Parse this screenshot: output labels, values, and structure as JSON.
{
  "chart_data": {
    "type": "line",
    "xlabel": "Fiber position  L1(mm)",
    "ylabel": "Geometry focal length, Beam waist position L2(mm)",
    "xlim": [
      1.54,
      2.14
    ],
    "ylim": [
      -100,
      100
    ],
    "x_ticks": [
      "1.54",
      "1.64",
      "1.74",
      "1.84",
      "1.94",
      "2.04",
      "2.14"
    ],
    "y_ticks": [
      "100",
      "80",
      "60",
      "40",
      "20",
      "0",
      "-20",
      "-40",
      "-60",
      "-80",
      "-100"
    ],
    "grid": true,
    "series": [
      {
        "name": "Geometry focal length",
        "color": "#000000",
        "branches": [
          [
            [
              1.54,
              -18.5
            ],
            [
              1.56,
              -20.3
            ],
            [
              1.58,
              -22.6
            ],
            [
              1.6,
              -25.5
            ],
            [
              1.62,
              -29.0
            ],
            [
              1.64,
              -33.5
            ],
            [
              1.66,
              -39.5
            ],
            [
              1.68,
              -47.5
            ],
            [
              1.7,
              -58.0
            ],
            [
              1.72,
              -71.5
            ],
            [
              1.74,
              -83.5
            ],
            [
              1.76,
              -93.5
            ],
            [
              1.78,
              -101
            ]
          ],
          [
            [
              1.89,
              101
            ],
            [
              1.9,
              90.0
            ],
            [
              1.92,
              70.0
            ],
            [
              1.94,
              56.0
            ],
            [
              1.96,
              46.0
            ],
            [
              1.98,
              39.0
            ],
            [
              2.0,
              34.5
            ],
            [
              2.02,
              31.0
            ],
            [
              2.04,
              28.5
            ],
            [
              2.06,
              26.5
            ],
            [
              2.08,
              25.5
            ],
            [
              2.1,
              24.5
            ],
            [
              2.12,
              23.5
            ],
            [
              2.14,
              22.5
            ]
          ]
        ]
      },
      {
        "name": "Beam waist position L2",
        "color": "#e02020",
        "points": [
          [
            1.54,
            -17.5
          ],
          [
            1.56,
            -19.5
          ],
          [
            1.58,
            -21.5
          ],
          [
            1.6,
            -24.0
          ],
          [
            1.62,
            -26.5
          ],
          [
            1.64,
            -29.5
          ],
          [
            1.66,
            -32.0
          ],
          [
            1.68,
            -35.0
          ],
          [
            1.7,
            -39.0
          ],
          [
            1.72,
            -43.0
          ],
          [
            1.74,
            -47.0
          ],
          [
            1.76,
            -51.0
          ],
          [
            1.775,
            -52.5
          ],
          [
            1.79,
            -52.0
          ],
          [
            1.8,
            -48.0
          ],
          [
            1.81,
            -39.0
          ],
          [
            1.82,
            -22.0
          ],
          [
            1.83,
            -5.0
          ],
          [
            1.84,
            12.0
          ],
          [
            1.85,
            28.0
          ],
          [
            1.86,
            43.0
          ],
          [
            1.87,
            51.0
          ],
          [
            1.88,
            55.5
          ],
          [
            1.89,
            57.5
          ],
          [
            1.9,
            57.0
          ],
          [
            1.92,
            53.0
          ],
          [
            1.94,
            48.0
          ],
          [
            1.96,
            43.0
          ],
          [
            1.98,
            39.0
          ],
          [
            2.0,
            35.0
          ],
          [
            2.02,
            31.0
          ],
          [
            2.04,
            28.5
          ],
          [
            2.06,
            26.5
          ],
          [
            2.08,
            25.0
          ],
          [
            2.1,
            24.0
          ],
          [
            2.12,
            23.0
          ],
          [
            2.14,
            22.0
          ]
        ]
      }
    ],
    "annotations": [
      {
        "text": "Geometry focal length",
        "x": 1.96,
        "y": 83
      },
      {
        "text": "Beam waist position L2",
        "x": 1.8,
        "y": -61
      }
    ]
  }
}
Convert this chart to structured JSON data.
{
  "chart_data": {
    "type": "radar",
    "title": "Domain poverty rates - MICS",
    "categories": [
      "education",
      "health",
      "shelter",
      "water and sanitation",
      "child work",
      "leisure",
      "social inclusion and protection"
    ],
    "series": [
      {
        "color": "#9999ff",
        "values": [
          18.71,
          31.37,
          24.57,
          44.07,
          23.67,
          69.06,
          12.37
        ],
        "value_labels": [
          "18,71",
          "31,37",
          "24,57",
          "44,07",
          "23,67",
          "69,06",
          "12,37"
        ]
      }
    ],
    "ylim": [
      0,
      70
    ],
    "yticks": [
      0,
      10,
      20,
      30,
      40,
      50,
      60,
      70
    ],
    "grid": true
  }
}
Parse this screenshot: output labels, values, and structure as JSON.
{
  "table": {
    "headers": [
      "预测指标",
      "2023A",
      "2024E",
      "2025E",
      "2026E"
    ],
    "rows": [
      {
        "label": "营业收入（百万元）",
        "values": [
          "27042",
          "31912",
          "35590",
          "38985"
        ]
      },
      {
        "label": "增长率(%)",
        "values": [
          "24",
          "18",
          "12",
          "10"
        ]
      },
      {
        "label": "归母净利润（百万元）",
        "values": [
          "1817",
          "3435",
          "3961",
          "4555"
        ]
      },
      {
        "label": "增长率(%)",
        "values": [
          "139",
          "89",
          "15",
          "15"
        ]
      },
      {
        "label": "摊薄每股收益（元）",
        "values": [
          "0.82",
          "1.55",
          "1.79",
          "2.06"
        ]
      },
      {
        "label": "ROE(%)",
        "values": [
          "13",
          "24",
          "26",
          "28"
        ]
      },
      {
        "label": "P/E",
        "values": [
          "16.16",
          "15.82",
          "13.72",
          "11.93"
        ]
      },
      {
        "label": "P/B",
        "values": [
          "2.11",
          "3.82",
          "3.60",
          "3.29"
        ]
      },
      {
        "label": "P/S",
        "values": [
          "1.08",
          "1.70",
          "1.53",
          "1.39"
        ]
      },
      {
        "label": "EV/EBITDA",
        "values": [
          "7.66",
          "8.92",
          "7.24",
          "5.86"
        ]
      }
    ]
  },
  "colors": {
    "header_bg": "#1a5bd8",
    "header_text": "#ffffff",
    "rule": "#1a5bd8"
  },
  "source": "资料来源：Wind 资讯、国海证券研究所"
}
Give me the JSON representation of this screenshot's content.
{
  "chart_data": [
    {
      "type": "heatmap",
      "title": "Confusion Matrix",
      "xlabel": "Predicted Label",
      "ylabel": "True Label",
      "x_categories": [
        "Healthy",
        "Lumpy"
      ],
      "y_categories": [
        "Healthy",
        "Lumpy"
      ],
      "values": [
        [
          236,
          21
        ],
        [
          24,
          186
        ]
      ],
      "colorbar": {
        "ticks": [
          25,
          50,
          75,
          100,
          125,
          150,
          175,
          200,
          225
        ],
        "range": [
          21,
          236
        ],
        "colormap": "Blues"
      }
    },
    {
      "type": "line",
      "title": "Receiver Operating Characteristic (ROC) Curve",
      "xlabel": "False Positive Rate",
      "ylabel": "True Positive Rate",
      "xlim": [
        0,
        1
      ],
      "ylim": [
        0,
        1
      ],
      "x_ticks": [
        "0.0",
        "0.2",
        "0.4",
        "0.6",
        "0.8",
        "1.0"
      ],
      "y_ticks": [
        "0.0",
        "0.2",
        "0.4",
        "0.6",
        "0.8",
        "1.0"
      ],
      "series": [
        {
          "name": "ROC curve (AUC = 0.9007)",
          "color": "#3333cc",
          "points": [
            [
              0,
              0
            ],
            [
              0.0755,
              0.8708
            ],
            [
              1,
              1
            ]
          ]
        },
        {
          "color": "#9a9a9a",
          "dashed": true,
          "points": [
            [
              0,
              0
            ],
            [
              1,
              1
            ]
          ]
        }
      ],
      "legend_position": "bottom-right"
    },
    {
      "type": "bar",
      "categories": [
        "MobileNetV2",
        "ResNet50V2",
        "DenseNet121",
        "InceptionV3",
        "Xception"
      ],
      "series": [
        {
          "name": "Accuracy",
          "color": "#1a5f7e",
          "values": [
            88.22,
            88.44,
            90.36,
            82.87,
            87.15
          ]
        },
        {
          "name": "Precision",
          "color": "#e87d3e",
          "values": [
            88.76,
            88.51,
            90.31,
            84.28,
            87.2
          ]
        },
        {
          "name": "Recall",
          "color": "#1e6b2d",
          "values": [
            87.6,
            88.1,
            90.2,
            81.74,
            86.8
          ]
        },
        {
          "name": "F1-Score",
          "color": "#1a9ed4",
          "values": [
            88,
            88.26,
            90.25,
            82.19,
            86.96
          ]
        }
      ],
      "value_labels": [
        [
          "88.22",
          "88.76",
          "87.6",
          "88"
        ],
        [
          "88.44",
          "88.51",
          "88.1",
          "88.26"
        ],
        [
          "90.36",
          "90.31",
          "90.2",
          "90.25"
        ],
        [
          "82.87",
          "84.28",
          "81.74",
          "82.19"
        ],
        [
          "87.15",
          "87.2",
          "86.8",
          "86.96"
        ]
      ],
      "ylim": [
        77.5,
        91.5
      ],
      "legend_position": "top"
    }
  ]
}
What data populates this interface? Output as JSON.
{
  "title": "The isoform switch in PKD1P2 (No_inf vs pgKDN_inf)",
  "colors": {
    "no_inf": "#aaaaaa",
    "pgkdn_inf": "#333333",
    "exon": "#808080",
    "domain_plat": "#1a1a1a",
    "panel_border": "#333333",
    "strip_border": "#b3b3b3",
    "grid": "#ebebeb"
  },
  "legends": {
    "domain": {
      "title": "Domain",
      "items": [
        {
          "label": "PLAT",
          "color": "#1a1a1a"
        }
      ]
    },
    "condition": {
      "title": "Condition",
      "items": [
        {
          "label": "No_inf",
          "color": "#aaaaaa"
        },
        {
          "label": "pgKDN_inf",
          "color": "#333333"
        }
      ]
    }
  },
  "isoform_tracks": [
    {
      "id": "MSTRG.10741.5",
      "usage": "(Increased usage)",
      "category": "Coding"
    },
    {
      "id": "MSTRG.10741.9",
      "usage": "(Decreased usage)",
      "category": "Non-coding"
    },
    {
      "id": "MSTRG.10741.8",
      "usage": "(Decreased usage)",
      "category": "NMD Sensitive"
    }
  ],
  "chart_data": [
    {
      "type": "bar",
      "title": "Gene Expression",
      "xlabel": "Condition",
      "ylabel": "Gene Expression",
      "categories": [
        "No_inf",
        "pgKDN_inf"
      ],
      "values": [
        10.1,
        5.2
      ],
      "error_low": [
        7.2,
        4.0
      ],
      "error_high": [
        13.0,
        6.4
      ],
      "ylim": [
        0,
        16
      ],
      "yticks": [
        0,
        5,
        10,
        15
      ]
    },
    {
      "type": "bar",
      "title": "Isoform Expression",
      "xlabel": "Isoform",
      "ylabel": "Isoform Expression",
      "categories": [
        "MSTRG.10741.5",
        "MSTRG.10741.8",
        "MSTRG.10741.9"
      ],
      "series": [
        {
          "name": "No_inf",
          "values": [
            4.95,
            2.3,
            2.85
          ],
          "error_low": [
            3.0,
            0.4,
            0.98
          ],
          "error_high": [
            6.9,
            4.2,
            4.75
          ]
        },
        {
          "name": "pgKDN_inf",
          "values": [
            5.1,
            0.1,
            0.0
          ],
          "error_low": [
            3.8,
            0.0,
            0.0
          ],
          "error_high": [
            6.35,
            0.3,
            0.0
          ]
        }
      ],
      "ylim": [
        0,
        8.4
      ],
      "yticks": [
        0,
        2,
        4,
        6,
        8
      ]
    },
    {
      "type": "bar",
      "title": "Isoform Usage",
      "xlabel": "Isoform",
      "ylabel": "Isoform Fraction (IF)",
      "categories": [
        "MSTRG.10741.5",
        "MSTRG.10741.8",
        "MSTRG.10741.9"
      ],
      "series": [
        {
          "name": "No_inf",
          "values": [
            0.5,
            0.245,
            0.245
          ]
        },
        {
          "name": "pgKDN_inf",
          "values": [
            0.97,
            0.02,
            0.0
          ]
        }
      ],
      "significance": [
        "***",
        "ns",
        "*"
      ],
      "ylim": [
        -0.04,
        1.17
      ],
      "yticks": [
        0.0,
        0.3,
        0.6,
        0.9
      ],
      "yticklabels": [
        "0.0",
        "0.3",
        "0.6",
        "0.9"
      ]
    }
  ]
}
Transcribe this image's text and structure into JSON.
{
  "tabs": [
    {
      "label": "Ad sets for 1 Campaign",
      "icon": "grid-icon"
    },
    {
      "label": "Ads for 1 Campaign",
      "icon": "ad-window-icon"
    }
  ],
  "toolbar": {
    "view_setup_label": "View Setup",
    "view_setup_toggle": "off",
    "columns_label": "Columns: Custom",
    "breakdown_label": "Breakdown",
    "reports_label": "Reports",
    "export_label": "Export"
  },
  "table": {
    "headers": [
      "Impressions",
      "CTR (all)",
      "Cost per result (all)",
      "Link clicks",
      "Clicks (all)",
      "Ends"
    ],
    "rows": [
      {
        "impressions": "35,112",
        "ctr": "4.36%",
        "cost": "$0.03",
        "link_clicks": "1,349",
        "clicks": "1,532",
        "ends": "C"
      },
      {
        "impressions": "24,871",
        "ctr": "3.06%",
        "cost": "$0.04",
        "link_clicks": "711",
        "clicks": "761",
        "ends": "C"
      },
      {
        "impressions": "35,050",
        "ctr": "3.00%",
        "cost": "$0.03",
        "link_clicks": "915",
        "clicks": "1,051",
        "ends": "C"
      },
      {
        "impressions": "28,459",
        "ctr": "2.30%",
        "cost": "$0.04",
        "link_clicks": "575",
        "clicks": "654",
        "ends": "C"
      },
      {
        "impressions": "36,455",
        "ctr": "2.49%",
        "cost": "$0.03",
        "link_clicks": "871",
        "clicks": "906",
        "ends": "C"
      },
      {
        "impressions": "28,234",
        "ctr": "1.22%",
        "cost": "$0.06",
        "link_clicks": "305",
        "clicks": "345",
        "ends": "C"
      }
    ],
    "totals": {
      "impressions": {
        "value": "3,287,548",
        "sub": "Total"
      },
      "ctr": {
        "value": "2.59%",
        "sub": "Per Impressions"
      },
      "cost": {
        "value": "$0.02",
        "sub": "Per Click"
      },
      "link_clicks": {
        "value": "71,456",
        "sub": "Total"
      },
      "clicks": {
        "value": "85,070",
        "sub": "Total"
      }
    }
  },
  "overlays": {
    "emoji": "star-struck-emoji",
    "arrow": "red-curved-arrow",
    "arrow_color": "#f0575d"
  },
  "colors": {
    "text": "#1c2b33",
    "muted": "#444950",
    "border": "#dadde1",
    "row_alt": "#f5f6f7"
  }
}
-------
▶ [WORK TO COMPLETE]: Pick out every line above that holds the word "Geometry" and copy it.

▶ [FINISHED EXERCISE]:
    "ylabel": "Geometry focal length, Beam waist position L2(mm)",
        "name": "Geometry focal length",
        "text": "Geometry focal length",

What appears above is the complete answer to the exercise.